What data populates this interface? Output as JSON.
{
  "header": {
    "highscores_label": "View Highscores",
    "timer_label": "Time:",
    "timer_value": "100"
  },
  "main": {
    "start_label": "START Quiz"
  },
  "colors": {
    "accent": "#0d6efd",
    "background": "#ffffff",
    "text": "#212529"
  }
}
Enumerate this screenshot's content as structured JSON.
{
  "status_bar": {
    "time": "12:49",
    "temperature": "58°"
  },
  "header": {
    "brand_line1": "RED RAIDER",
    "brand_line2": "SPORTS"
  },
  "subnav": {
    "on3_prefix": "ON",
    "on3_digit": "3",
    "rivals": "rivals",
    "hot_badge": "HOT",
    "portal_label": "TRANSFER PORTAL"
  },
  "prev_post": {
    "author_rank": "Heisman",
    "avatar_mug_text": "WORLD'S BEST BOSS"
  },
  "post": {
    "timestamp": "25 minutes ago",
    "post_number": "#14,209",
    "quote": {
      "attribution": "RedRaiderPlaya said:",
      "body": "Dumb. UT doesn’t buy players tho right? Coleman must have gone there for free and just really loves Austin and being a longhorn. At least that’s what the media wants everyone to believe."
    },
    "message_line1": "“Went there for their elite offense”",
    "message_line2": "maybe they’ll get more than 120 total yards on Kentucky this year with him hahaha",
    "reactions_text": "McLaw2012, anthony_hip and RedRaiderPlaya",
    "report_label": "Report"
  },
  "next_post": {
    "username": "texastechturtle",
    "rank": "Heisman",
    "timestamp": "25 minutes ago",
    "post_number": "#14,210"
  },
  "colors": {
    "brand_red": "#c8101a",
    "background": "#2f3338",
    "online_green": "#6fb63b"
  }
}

————

• [PROBLEM DETAILS]: All of the material above needs to be retyped word for word.

• [RESULT FOR THIS TASK]:
What data populates this interface? Output as JSON.
{
  "header": {
    "highscores_label": "View Highscores",
    "timer_label": "Time:",
    "timer_value": "100"
  },
  "main": {
    "start_label": "START Quiz"
  },
  "colors": {
    "accent": "#0d6efd",
    "background": "#ffffff",
    "text": "#212529"
  }
}
Enumerate this screenshot's content as structured JSON.
{
  "status_bar": {
    "time": "12:49",
    "temperature": "58°"
  },
  "header": {
    "brand_line1": "RED RAIDER",
    "brand_line2": "SPORTS"
  },
  "subnav": {
    "on3_prefix": "ON",
    "on3_digit": "3",
    "rivals": "rivals",
    "hot_badge": "HOT",
    "portal_label": "TRANSFER PORTAL"
  },
  "prev_post": {
    "author_rank": "Heisman",
    "avatar_mug_text": "WORLD'S BEST BOSS"
  },
  "post": {
    "timestamp": "25 minutes ago",
    "post_number": "#14,209",
    "quote": {
      "attribution": "RedRaiderPlaya said:",
      "body": "Dumb. UT doesn’t buy players tho right? Coleman must have gone there for free and just really loves Austin and being a longhorn. At least that’s what the media wants everyone to believe."
    },
    "message_line1": "“Went there for their elite offense”",
    "message_line2": "maybe they’ll get more than 120 total yards on Kentucky this year with him hahaha",
    "reactions_text": "McLaw2012, anthony_hip and RedRaiderPlaya",
    "report_label": "Report"
  },
  "next_post": {
    "username": "texastechturtle",
    "rank": "Heisman",
    "timestamp": "25 minutes ago",
    "post_number": "#14,210"
  },
  "colors": {
    "brand_red": "#c8101a",
    "background": "#2f3338",
    "online_green": "#6fb63b"
  }
}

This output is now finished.